• _Task prompt_
What lines of the data hold the string "жизнедеятельности"? Pull each one out.

• _Recorded data_
————
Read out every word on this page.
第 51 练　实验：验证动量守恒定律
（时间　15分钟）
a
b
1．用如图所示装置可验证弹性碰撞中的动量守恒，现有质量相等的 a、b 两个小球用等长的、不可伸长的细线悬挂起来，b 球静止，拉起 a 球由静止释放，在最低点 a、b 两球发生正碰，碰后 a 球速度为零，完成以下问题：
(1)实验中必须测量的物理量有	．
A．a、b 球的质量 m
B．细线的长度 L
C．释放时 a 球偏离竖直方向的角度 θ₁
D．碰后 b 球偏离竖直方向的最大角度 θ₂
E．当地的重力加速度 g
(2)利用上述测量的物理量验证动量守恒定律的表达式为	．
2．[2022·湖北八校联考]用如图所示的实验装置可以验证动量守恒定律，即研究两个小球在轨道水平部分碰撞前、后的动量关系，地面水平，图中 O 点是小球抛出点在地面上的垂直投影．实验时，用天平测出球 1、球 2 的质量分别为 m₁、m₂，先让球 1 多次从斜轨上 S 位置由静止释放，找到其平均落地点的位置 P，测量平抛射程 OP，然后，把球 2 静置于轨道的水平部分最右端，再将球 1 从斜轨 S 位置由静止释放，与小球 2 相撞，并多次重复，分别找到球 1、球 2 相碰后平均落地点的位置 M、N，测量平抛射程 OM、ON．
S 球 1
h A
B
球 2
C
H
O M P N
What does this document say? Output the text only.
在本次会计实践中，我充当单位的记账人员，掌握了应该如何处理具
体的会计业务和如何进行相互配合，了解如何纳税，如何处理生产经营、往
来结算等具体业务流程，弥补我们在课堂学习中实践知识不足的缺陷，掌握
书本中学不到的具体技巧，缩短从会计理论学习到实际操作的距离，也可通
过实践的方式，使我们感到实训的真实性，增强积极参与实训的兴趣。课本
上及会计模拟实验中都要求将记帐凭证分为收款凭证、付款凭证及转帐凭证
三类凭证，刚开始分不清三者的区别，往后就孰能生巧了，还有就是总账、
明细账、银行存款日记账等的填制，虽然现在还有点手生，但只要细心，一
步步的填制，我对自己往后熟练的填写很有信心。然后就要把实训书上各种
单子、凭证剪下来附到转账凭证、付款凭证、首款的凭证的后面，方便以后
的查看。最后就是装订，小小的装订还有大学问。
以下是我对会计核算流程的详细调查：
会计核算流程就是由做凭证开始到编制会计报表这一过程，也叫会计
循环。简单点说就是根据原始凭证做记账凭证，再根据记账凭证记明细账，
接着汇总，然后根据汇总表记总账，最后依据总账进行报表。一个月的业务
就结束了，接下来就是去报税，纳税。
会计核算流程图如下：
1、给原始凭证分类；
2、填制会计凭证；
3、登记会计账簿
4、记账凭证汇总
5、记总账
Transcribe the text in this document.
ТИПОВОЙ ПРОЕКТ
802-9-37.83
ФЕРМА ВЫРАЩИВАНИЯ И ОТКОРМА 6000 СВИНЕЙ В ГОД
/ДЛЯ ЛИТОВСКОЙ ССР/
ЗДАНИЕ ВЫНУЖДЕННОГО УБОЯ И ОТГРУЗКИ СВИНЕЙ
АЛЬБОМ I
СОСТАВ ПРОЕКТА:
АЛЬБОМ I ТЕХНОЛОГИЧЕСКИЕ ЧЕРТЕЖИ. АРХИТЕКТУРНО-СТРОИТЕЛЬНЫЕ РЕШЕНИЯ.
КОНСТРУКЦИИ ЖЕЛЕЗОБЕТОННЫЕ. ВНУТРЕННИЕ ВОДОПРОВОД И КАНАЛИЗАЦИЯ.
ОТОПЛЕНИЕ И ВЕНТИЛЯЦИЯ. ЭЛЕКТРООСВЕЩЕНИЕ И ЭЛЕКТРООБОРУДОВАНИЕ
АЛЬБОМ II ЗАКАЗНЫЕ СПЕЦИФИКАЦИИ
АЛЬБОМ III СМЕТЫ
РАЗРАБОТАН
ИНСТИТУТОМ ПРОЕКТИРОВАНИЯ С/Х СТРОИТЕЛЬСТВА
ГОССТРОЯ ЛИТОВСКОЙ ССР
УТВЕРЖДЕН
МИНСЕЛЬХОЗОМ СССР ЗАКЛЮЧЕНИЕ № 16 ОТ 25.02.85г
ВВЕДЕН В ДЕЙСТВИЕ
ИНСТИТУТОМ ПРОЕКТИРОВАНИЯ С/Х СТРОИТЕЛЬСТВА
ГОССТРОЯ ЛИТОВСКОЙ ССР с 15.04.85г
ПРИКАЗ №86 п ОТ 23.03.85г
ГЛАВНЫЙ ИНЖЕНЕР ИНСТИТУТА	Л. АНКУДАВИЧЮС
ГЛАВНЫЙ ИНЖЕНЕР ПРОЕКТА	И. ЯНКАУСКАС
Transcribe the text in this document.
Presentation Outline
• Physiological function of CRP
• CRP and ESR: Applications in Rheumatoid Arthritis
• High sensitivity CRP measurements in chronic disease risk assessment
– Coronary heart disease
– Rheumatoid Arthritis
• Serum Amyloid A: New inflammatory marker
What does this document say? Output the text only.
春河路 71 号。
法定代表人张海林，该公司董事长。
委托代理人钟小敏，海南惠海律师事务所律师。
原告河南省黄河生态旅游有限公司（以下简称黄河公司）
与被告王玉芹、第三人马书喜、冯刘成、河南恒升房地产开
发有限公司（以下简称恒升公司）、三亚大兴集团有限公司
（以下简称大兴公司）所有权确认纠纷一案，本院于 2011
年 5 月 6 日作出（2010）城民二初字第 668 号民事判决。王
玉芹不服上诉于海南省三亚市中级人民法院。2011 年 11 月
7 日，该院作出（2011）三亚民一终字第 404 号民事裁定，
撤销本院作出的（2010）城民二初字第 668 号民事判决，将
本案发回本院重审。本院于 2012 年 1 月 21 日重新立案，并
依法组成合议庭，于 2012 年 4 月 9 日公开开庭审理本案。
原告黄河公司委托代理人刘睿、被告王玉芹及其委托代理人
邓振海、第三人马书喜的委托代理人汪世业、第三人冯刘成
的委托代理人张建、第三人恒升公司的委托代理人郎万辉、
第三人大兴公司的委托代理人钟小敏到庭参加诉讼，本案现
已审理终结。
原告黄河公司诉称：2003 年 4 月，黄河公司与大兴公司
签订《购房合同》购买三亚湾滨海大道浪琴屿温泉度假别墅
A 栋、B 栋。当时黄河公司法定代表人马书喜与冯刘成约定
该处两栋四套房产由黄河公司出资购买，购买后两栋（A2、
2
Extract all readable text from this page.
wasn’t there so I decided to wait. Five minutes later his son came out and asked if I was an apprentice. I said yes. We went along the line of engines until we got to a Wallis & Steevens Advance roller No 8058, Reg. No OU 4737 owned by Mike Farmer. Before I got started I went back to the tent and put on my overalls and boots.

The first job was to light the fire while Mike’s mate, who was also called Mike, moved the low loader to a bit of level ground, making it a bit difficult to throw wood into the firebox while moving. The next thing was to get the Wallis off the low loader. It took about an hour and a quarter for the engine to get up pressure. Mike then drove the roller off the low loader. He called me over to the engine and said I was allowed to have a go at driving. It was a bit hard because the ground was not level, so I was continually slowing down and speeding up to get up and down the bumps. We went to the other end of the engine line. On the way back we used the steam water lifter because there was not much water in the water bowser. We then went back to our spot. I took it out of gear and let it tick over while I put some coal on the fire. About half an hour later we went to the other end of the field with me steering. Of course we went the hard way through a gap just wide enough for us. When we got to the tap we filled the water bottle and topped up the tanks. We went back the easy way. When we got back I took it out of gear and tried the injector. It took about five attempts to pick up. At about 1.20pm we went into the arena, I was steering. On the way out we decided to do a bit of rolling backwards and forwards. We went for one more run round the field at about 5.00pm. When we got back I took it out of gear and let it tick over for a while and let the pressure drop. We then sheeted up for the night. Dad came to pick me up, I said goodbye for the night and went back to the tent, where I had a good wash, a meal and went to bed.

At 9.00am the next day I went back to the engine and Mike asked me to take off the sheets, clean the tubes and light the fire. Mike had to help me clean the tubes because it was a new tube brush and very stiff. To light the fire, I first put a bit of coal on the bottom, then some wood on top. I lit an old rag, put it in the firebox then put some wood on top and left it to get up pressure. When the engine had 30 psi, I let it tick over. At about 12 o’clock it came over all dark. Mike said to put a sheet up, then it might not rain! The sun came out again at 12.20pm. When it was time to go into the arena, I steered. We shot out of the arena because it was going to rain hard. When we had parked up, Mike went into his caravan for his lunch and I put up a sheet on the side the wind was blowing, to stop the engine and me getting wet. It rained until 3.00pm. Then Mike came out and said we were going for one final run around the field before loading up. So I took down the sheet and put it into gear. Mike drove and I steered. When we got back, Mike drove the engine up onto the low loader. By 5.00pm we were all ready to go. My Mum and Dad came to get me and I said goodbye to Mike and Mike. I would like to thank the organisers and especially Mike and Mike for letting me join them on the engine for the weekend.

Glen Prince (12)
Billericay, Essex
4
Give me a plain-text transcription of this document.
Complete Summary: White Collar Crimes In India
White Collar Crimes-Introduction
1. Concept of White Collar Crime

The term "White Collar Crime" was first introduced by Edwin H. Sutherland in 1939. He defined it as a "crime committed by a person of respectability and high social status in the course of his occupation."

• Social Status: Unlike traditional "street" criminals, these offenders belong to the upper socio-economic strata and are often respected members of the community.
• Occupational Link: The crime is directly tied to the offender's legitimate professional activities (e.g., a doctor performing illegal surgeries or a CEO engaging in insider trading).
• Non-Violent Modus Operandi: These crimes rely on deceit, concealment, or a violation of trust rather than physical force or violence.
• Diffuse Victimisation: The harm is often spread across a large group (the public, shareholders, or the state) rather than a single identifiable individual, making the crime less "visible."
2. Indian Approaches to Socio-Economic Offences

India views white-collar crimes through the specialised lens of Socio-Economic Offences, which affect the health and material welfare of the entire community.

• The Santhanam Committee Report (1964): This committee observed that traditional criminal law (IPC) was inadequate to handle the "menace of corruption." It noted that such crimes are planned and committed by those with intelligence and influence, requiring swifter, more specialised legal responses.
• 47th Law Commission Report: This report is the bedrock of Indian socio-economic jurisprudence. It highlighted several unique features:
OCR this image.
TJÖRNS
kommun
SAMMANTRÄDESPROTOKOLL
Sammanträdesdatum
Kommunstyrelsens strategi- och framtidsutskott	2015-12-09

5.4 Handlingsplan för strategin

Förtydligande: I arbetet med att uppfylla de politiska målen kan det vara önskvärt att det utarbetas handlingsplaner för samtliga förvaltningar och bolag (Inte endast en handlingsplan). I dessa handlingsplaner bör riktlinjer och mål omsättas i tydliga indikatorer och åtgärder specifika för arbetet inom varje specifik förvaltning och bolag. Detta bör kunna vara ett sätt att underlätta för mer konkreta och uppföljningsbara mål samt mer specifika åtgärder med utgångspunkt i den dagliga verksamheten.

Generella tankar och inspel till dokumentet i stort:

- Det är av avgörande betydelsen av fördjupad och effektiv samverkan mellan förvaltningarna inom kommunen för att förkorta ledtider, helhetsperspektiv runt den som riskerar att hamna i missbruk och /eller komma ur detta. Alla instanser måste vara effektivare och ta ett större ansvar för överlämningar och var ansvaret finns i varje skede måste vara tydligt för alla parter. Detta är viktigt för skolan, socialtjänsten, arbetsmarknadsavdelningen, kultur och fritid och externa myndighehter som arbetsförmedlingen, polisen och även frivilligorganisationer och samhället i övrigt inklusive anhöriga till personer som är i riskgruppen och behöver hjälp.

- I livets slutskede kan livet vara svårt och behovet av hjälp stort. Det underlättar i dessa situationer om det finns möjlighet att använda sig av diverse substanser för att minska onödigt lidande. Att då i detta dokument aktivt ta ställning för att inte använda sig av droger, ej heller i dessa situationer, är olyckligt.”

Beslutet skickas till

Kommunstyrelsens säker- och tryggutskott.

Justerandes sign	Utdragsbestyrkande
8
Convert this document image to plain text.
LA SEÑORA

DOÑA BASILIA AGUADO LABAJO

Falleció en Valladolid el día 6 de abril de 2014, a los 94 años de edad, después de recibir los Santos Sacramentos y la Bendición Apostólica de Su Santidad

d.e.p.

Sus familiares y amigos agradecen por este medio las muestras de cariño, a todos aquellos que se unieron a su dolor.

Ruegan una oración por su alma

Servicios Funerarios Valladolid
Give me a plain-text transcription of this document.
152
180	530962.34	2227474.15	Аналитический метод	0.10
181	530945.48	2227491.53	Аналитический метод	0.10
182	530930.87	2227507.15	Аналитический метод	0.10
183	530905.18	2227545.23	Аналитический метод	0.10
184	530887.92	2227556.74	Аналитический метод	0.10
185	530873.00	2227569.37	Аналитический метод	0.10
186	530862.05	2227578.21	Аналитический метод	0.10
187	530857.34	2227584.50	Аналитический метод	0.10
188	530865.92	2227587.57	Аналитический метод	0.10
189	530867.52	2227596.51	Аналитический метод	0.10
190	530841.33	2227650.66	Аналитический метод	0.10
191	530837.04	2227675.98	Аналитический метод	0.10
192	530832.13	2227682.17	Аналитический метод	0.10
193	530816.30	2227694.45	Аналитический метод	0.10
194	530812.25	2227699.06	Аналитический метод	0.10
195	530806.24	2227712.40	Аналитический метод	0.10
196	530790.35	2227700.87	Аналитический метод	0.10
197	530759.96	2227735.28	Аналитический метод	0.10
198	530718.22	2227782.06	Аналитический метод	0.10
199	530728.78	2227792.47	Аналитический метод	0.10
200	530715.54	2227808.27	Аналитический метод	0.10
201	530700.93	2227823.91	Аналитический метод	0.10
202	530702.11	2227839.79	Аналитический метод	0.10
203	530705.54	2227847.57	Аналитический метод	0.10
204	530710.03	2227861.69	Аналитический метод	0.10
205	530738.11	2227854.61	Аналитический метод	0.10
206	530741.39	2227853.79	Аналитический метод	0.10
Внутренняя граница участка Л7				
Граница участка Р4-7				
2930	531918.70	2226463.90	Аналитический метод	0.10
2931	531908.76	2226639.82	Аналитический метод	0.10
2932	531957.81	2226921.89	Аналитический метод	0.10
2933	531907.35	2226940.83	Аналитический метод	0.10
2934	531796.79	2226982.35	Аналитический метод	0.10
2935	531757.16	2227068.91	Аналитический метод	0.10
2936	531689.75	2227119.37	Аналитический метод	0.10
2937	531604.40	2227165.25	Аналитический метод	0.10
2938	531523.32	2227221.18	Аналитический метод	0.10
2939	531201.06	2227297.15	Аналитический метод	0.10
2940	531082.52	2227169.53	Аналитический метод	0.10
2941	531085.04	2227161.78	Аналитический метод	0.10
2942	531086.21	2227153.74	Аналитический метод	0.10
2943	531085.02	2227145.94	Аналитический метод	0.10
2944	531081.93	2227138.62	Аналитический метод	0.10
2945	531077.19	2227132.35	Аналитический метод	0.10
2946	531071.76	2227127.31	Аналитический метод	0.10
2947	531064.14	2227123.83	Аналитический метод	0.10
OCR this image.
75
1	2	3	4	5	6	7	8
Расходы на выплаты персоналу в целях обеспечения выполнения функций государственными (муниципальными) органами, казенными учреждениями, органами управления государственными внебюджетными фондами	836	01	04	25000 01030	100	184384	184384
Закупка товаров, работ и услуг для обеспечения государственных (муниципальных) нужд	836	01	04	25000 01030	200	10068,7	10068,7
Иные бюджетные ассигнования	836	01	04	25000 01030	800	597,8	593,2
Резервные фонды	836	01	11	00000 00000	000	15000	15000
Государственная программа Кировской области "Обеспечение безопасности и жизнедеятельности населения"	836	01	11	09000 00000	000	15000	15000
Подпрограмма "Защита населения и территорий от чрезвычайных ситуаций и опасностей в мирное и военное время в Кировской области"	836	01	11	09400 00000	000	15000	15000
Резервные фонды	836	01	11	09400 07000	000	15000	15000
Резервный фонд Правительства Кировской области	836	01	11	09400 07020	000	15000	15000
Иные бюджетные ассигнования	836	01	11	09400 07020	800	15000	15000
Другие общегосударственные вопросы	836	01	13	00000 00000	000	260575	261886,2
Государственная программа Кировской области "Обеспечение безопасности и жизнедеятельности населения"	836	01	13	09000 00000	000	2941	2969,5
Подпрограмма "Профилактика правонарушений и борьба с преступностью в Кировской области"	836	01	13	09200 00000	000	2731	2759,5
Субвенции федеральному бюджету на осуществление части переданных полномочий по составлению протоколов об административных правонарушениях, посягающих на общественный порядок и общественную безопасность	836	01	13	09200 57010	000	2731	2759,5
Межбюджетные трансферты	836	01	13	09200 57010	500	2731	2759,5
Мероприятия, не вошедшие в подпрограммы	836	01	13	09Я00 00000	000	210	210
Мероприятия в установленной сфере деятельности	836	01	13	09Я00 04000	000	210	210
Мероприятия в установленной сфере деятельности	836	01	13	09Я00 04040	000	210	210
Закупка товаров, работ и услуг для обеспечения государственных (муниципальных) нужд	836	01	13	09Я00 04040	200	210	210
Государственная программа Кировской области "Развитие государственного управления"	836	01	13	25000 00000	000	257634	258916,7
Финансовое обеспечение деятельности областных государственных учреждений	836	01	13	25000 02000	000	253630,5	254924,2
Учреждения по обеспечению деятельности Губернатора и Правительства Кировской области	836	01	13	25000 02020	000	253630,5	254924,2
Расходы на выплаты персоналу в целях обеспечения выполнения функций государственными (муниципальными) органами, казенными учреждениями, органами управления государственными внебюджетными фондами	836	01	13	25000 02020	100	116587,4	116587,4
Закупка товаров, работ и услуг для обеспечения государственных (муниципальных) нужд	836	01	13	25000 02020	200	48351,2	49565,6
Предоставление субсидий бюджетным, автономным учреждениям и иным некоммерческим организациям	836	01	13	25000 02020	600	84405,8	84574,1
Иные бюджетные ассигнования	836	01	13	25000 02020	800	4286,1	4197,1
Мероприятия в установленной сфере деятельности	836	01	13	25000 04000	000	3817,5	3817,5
————
• _Exercise answer_
Государственная программа Кировской области "Обеспечение безопасности и жизнедеятельности населения"	836	01	11	09000 00000	000	15000	15000
Государственная программа Кировской области "Обеспечение безопасности и жизнедеятельности населения"	836	01	13	09000 00000	000	2941	2969,5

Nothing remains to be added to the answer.